STATED TASK:
Extract all records. Keep each one exact.

────

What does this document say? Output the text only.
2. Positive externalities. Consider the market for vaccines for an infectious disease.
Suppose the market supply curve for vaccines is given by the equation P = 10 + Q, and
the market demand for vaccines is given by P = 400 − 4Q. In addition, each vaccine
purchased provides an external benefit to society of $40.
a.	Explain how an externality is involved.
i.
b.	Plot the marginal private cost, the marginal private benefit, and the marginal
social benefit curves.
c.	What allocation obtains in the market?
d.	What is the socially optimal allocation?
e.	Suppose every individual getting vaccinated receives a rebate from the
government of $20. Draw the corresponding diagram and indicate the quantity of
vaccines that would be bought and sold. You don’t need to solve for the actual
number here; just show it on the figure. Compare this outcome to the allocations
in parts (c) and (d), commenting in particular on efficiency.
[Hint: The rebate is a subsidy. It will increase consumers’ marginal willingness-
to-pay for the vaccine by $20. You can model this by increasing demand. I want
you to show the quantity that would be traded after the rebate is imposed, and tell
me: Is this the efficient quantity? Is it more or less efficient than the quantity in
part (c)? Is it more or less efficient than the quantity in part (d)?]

────

TASK SOLUTION:
What does this document say? Output the text only.
2. Positive externalities. Consider the market for vaccines for an infectious disease.
Suppose the market supply curve for vaccines is given by the equation P = 10 + Q, and
the market demand for vaccines is given by P = 400 − 4Q. In addition, each vaccine
purchased provides an external benefit to society of $40.
a.	Explain how an externality is involved.
i.
b.	Plot the marginal private cost, the marginal private benefit, and the marginal
social benefit curves.
c.	What allocation obtains in the market?
d.	What is the socially optimal allocation?
e.	Suppose every individual getting vaccinated receives a rebate from the
government of $20. Draw the corresponding diagram and indicate the quantity of
vaccines that would be bought and sold. You don’t need to solve for the actual
number here; just show it on the figure. Compare this outcome to the allocations
in parts (c) and (d), commenting in particular on efficiency.
[Hint: The rebate is a subsidy. It will increase consumers’ marginal willingness-
to-pay for the vaccine by $20. You can model this by increasing demand. I want
you to show the quantity that would be traded after the rebate is imposed, and tell
me: Is this the efficient quantity? Is it more or less efficient than the quantity in
part (c)? Is it more or less efficient than the quantity in part (d)?]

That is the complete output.